(Saved entries)
****
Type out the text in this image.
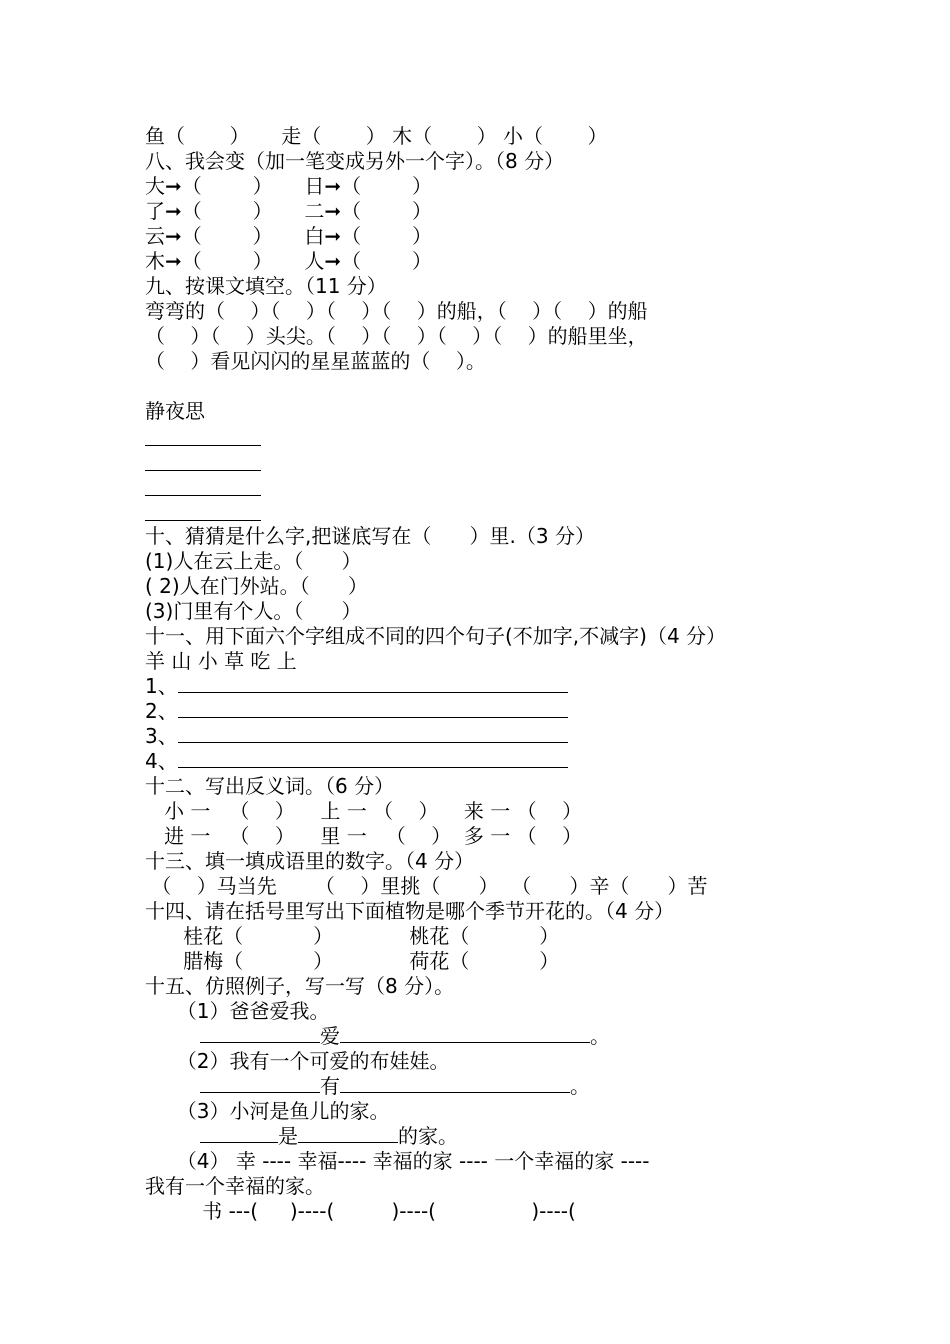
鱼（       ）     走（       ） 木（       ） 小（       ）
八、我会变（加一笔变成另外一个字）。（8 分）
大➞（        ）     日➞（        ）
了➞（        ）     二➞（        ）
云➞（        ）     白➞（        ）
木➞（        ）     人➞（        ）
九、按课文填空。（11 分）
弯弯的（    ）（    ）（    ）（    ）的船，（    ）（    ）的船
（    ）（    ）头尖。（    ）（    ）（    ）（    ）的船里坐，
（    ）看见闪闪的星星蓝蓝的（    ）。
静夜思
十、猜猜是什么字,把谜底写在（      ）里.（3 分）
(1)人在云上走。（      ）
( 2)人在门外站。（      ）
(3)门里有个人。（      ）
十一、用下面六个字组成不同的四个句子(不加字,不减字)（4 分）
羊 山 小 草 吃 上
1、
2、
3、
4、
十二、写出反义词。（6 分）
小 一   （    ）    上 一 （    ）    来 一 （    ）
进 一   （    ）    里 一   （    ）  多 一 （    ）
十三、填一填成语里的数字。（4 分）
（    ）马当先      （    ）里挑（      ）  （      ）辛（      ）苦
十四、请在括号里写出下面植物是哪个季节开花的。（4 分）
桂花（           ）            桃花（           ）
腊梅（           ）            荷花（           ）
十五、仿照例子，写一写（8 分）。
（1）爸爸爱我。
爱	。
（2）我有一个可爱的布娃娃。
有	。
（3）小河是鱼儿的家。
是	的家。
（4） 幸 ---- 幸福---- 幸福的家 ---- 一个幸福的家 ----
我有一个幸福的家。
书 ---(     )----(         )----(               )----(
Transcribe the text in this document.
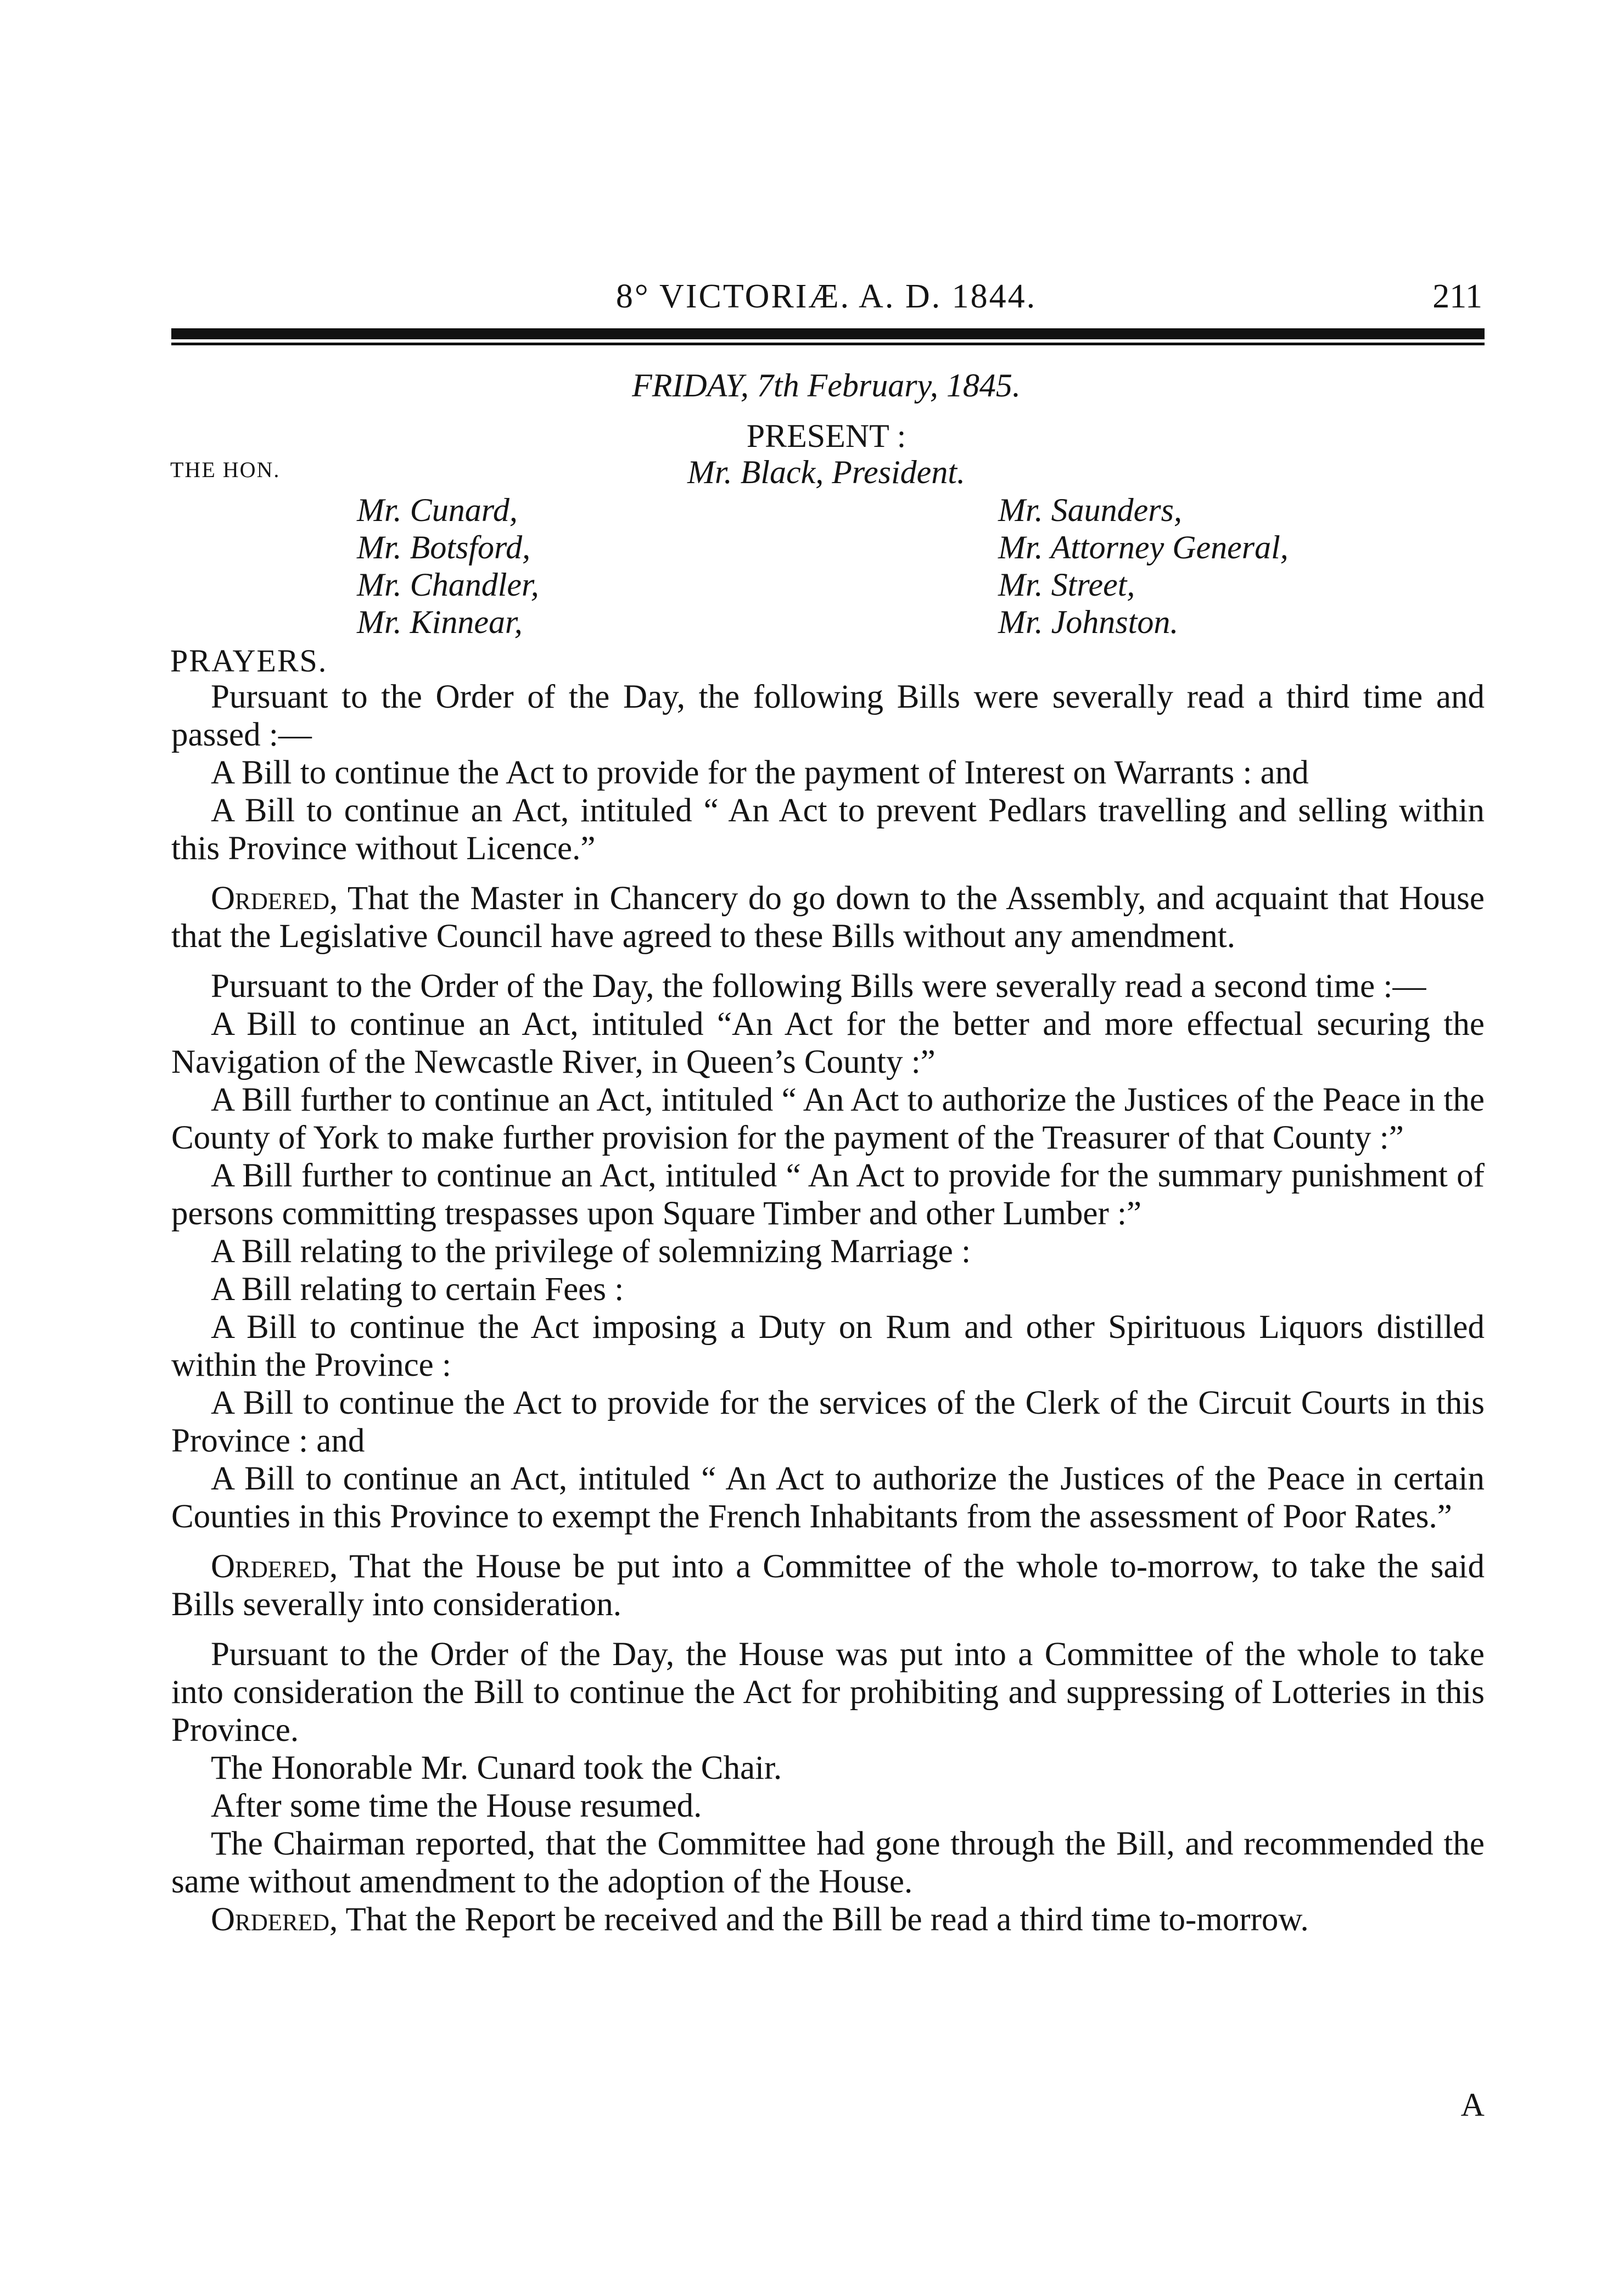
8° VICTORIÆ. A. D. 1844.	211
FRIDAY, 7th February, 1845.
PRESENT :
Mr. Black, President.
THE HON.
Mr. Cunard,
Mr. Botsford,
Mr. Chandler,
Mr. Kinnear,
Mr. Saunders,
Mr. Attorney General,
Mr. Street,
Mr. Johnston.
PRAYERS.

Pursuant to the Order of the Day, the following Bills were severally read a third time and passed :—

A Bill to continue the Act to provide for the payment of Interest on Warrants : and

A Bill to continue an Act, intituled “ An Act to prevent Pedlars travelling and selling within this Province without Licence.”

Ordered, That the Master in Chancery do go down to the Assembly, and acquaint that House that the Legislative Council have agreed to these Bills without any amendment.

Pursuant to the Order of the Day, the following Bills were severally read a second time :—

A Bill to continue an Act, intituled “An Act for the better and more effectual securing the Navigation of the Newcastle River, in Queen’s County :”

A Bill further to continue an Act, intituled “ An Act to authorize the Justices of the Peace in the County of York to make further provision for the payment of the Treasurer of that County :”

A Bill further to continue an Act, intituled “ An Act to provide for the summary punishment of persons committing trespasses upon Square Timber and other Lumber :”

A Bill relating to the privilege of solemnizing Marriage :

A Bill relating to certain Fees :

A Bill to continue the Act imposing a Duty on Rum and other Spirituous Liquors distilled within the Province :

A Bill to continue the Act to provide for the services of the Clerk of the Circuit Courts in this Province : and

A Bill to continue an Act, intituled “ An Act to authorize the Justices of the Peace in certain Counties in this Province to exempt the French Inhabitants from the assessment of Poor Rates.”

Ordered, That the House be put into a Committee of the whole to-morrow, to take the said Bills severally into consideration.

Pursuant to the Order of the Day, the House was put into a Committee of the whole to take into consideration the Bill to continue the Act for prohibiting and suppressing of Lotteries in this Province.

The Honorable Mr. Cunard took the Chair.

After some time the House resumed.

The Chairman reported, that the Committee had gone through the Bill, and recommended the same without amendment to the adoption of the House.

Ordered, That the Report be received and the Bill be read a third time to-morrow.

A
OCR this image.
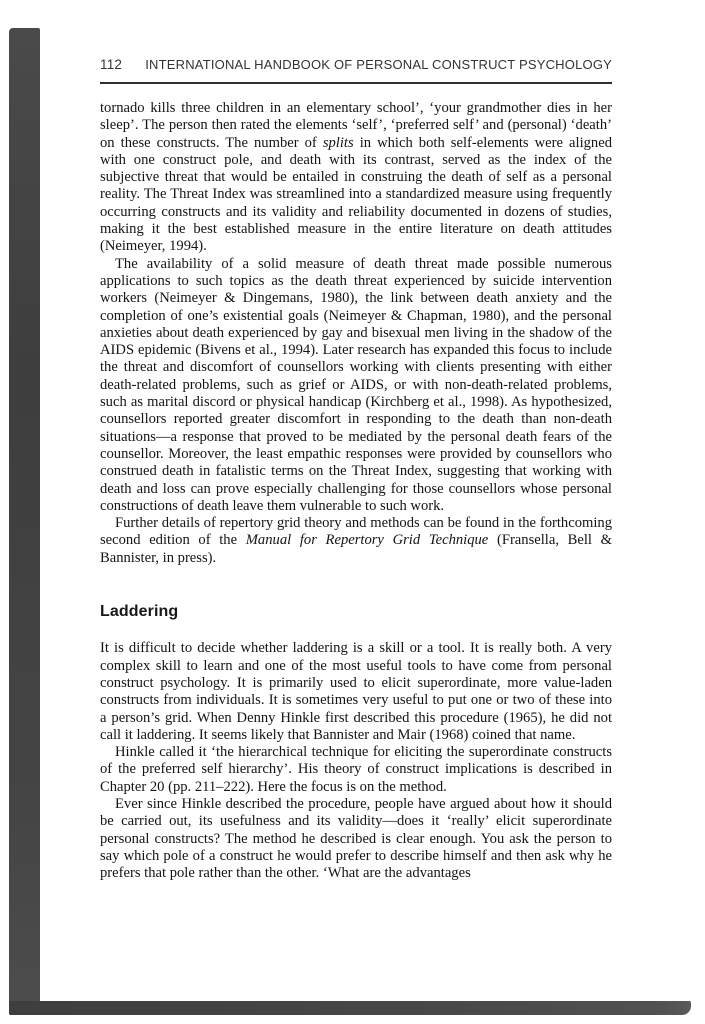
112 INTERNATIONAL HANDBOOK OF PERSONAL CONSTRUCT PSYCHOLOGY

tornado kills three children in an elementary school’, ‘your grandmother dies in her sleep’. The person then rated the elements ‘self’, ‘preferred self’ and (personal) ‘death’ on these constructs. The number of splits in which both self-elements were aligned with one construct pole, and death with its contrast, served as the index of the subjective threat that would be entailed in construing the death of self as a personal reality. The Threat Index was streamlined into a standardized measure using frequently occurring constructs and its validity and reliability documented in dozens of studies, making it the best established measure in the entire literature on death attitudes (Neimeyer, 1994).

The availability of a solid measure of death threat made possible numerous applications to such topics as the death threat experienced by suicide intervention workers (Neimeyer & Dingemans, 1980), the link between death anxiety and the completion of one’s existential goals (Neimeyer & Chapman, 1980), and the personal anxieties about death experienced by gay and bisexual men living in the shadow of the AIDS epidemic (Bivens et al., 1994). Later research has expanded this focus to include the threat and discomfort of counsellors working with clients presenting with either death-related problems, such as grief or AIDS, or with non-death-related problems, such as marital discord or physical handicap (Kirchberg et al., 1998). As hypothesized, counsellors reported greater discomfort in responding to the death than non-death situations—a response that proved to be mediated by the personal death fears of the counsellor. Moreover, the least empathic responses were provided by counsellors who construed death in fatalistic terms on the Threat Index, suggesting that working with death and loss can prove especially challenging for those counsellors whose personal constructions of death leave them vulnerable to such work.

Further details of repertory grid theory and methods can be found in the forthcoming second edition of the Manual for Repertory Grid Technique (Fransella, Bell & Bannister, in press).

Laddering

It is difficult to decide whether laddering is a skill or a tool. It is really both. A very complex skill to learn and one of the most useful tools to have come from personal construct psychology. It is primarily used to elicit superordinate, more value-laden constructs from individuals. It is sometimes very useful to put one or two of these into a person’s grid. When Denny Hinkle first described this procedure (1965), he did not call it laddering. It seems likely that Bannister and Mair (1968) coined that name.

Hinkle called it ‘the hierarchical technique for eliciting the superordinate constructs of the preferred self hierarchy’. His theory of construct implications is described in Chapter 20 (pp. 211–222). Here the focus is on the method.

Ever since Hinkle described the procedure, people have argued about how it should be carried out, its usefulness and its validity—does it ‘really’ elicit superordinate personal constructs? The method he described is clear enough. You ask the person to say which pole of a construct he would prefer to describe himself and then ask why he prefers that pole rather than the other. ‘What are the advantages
****
Reproduce the entries above without change, omitting all pictures.

▶ _Finished task_
Type out the text in this image.
鱼（       ）     走（       ） 木（       ） 小（       ）
八、我会变（加一笔变成另外一个字）。（8 分）
大➞（        ）     日➞（        ）
了➞（        ）     二➞（        ）
云➞（        ）     白➞（        ）
木➞（        ）     人➞（        ）
九、按课文填空。（11 分）
弯弯的（    ）（    ）（    ）（    ）的船，（    ）（    ）的船
（    ）（    ）头尖。（    ）（    ）（    ）（    ）的船里坐，
（    ）看见闪闪的星星蓝蓝的（    ）。
静夜思
十、猜猜是什么字,把谜底写在（      ）里.（3 分）
(1)人在云上走。（      ）
( 2)人在门外站。（      ）
(3)门里有个人。（      ）
十一、用下面六个字组成不同的四个句子(不加字,不减字)（4 分）
羊 山 小 草 吃 上
1、
2、
3、
4、
十二、写出反义词。（6 分）
小 一   （    ）    上 一 （    ）    来 一 （    ）
进 一   （    ）    里 一   （    ）  多 一 （    ）
十三、填一填成语里的数字。（4 分）
（    ）马当先      （    ）里挑（      ）  （      ）辛（      ）苦
十四、请在括号里写出下面植物是哪个季节开花的。（4 分）
桂花（           ）            桃花（           ）
腊梅（           ）            荷花（           ）
十五、仿照例子，写一写（8 分）。
（1）爸爸爱我。
爱	。
（2）我有一个可爱的布娃娃。
有	。
（3）小河是鱼儿的家。
是	的家。
（4） 幸 ---- 幸福---- 幸福的家 ---- 一个幸福的家 ----
我有一个幸福的家。
书 ---(     )----(         )----(               )----(
Transcribe the text in this document.
8° VICTORIÆ. A. D. 1844.	211
FRIDAY, 7th February, 1845.
PRESENT :
Mr. Black, President.
THE HON.
Mr. Cunard,
Mr. Botsford,
Mr. Chandler,
Mr. Kinnear,
Mr. Saunders,
Mr. Attorney General,
Mr. Street,
Mr. Johnston.
PRAYERS.

Pursuant to the Order of the Day, the following Bills were severally read a third time and passed :—

A Bill to continue the Act to provide for the payment of Interest on Warrants : and

A Bill to continue an Act, intituled “ An Act to prevent Pedlars travelling and selling within this Province without Licence.”

Ordered, That the Master in Chancery do go down to the Assembly, and acquaint that House that the Legislative Council have agreed to these Bills without any amendment.

Pursuant to the Order of the Day, the following Bills were severally read a second time :—

A Bill to continue an Act, intituled “An Act for the better and more effectual securing the Navigation of the Newcastle River, in Queen’s County :”

A Bill further to continue an Act, intituled “ An Act to authorize the Justices of the Peace in the County of York to make further provision for the payment of the Treasurer of that County :”

A Bill further to continue an Act, intituled “ An Act to provide for the summary punishment of persons committing trespasses upon Square Timber and other Lumber :”

A Bill relating to the privilege of solemnizing Marriage :

A Bill relating to certain Fees :

A Bill to continue the Act imposing a Duty on Rum and other Spirituous Liquors distilled within the Province :

A Bill to continue the Act to provide for the services of the Clerk of the Circuit Courts in this Province : and

A Bill to continue an Act, intituled “ An Act to authorize the Justices of the Peace in certain Counties in this Province to exempt the French Inhabitants from the assessment of Poor Rates.”

Ordered, That the House be put into a Committee of the whole to-morrow, to take the said Bills severally into consideration.

Pursuant to the Order of the Day, the House was put into a Committee of the whole to take into consideration the Bill to continue the Act for prohibiting and suppressing of Lotteries in this Province.

The Honorable Mr. Cunard took the Chair.

After some time the House resumed.

The Chairman reported, that the Committee had gone through the Bill, and recommended the same without amendment to the adoption of the House.

Ordered, That the Report be received and the Bill be read a third time to-morrow.

A
OCR this image.
112 INTERNATIONAL HANDBOOK OF PERSONAL CONSTRUCT PSYCHOLOGY

tornado kills three children in an elementary school’, ‘your grandmother dies in her sleep’. The person then rated the elements ‘self’, ‘preferred self’ and (personal) ‘death’ on these constructs. The number of splits in which both self-elements were aligned with one construct pole, and death with its contrast, served as the index of the subjective threat that would be entailed in construing the death of self as a personal reality. The Threat Index was streamlined into a standardized measure using frequently occurring constructs and its validity and reliability documented in dozens of studies, making it the best established measure in the entire literature on death attitudes (Neimeyer, 1994).

The availability of a solid measure of death threat made possible numerous applications to such topics as the death threat experienced by suicide intervention workers (Neimeyer & Dingemans, 1980), the link between death anxiety and the completion of one’s existential goals (Neimeyer & Chapman, 1980), and the personal anxieties about death experienced by gay and bisexual men living in the shadow of the AIDS epidemic (Bivens et al., 1994). Later research has expanded this focus to include the threat and discomfort of counsellors working with clients presenting with either death-related problems, such as grief or AIDS, or with non-death-related problems, such as marital discord or physical handicap (Kirchberg et al., 1998). As hypothesized, counsellors reported greater discomfort in responding to the death than non-death situations—a response that proved to be mediated by the personal death fears of the counsellor. Moreover, the least empathic responses were provided by counsellors who construed death in fatalistic terms on the Threat Index, suggesting that working with death and loss can prove especially challenging for those counsellors whose personal constructions of death leave them vulnerable to such work.

Further details of repertory grid theory and methods can be found in the forthcoming second edition of the Manual for Repertory Grid Technique (Fransella, Bell & Bannister, in press).

Laddering

It is difficult to decide whether laddering is a skill or a tool. It is really both. A very complex skill to learn and one of the most useful tools to have come from personal construct psychology. It is primarily used to elicit superordinate, more value-laden constructs from individuals. It is sometimes very useful to put one or two of these into a person’s grid. When Denny Hinkle first described this procedure (1965), he did not call it laddering. It seems likely that Bannister and Mair (1968) coined that name.

Hinkle called it ‘the hierarchical technique for eliciting the superordinate constructs of the preferred self hierarchy’. His theory of construct implications is described in Chapter 20 (pp. 211–222). Here the focus is on the method.

Ever since Hinkle described the procedure, people have argued about how it should be carried out, its usefulness and its validity—does it ‘really’ elicit superordinate personal constructs? The method he described is clear enough. You ask the person to say which pole of a construct he would prefer to describe himself and then ask why he prefers that pole rather than the other. ‘What are the advantages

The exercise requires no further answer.